_RECORD SET_
########################################
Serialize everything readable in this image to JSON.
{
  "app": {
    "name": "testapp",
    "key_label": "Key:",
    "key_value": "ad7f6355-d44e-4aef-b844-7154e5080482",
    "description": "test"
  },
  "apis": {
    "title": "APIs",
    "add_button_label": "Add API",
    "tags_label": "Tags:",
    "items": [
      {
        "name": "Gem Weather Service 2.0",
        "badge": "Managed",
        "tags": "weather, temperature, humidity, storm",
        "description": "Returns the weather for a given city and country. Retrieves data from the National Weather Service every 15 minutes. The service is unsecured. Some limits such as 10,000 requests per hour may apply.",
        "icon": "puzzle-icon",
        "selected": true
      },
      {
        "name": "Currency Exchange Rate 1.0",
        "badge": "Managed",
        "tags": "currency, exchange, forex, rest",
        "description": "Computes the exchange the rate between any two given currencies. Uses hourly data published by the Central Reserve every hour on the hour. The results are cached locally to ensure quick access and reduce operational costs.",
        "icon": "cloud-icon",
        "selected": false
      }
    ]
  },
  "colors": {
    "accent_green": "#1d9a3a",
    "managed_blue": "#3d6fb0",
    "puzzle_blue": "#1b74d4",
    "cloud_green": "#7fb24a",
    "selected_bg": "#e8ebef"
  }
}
########################################
_STATED EXERCISE_
Reproduce each line of the entries in which the word "hour" is found.

_SOLVED PROBLEM_
        "description": "Returns the weather for a given city and country. Retrieves data from the National Weather Service every 15 minutes. The service is unsecured. Some limits such as 10,000 requests per hour may apply.",
        "description": "Computes the exchange the rate between any two given currencies. Uses hourly data published by the Central Reserve every hour on the hour. The results are cached locally to ensure quick access and reduce operational costs.",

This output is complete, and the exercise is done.